>> start Data for this exercise

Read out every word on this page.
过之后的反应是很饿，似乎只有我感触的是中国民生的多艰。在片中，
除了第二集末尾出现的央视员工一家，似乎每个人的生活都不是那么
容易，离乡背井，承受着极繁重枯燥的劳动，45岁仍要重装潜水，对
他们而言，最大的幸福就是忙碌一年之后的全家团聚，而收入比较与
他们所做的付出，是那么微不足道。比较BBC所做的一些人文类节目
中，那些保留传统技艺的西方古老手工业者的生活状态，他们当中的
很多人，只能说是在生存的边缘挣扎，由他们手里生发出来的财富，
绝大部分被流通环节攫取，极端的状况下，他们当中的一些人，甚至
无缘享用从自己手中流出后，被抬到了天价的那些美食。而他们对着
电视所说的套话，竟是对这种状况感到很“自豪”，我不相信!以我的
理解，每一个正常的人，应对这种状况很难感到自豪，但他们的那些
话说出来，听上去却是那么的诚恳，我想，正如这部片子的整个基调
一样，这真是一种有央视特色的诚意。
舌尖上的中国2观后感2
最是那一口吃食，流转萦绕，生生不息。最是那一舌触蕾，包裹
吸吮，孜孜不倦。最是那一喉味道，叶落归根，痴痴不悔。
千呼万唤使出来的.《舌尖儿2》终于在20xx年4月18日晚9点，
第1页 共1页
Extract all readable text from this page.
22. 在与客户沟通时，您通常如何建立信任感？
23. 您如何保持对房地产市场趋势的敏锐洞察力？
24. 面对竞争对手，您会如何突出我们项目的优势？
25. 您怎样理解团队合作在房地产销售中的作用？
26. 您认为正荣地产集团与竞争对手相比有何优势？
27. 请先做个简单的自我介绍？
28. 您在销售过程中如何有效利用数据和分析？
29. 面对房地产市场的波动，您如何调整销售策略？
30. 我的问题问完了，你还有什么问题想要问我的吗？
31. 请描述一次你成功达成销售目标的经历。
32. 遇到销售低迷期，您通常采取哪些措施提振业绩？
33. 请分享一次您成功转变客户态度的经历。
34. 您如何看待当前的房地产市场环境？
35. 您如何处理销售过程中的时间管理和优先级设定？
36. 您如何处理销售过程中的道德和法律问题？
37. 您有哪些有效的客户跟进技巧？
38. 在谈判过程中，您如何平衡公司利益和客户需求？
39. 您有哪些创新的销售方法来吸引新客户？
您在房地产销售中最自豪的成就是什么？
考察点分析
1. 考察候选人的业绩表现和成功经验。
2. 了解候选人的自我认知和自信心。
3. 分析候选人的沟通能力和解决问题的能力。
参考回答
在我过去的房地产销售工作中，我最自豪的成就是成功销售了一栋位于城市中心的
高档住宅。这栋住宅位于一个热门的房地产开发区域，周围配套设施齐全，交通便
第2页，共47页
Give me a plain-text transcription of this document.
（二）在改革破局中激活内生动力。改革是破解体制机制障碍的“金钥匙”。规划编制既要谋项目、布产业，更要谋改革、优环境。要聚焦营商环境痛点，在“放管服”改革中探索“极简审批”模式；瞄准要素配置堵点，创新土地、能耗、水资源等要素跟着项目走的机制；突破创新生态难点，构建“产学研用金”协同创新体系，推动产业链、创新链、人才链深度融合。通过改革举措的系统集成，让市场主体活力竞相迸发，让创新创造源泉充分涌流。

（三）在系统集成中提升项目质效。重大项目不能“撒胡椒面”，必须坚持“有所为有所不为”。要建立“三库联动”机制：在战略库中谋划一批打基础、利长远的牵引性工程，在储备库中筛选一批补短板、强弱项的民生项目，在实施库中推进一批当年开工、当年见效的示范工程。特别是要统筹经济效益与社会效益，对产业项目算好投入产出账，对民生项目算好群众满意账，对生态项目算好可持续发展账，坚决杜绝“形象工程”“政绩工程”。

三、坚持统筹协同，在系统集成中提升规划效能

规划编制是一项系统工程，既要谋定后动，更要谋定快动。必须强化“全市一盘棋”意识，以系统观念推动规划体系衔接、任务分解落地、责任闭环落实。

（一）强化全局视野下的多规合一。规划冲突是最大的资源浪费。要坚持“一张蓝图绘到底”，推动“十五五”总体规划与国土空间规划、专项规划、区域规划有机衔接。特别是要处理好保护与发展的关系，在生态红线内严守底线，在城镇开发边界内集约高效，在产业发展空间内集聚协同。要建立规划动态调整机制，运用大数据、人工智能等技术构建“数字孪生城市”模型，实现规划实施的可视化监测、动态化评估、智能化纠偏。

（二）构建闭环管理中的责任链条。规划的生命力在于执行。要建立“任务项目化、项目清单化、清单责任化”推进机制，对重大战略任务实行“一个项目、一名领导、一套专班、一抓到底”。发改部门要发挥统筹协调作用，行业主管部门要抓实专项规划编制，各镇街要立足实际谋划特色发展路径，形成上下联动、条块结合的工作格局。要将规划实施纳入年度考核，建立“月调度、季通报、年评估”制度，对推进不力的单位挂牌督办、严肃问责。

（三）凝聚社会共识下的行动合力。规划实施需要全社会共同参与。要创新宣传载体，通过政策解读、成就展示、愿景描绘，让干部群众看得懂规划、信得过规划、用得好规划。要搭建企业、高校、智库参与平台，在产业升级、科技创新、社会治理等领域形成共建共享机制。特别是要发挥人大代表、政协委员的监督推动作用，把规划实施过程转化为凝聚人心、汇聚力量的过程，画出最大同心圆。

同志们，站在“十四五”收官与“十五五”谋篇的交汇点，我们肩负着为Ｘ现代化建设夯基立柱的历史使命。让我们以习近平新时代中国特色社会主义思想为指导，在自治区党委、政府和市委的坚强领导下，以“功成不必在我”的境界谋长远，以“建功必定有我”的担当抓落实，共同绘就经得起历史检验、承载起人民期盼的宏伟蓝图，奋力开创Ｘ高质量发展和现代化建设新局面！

>> end Data for this exercise

Consider the entries above and return each line with the string "page".

## Correct result
Read out every word on this page.
Extract all readable text from this page.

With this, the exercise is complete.